*Exercise tasks:*
[a] According to the space station status report, how many space travelers have visited the complex?
[b] Translate this sentence from the space station status report into Spanish: "The first Station component, the control module Zarya, was launched from the Baikonur Cosmodrome, Kazakhstan on Nov. 20, 1998."
[c] Please proceed with the space station status report, picking up after its final sentence.

*Document segment:*
◆ ◆ ◆

International Space Station Status Report #03-60
2 p.m. CST Friday, November 21, 2003
Expedition 8 Crew
The eighth permanent crew to live on the International Space Station
completed its first month aboard the complex this week, a week that saw the
16 nations that participate in the Station program celebrate the fifth
anniversary of its launch.
The first Station component, the control module Zarya, was launched from the
Baikonur Cosmodrome, Kazakhstan on Nov. 20, 1998. Thirty-six launches later,
the Station now has a mass of more than 412,000 pounds and a interior volume
of 15,000 cubic feet, as large as a three-bedroom house. More than 100
different space travelers from five space agencies and nine countries have
visited the complex.

◆ ◆ ◆

*Given data:*
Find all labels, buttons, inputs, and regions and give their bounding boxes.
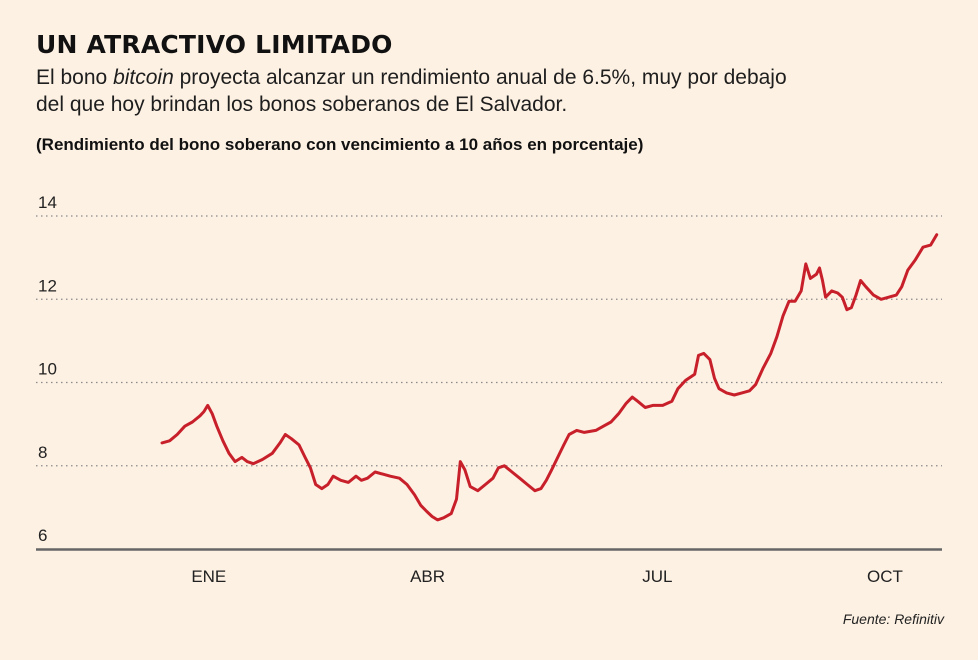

◆ ◆ ◆

*Answers by task:*
[a] More than 100, from five space agencies and nine countries.

[b] El primer componente de la Estación, el módulo de control Zarya, fue lanzado desde el Cosmódromo de Baikonur, Kazajistán, el 20 de noviembre de 1998.

[c]
To assist planners as they evaluate a potential spacewalk early next year,
Expedition 8 Commander Mike Foale and Flight Engineer Alexander Kaleri spent
the first part of this week working with Russian Orlan spacesuits. They
evaluated how to get into the Soyuz spacecraft docked to the Station's Pirs
compartment while wearing the bulky suits. Such a procedure could be
necessary if they were unable to repressurize Pirs, which is used as an
airlock to begin and end Russian spacewalks, and had to board the Soyuz.
The potential February spacewalk would exchange samples in exterior
experiments and prepare an aft Station docking port for the European Space
Agency's Automated Transport Vehicle, a new, uncrewed station cargo vehicle
targeted for launch late next year.
In anticipation of the crew's first use of the Station's Canadarm2 robotic
arm, Foale spent time Friday going through a computer-guided refresher on
arm operations. Their first use of the arm, a training session, is planned
for early next week.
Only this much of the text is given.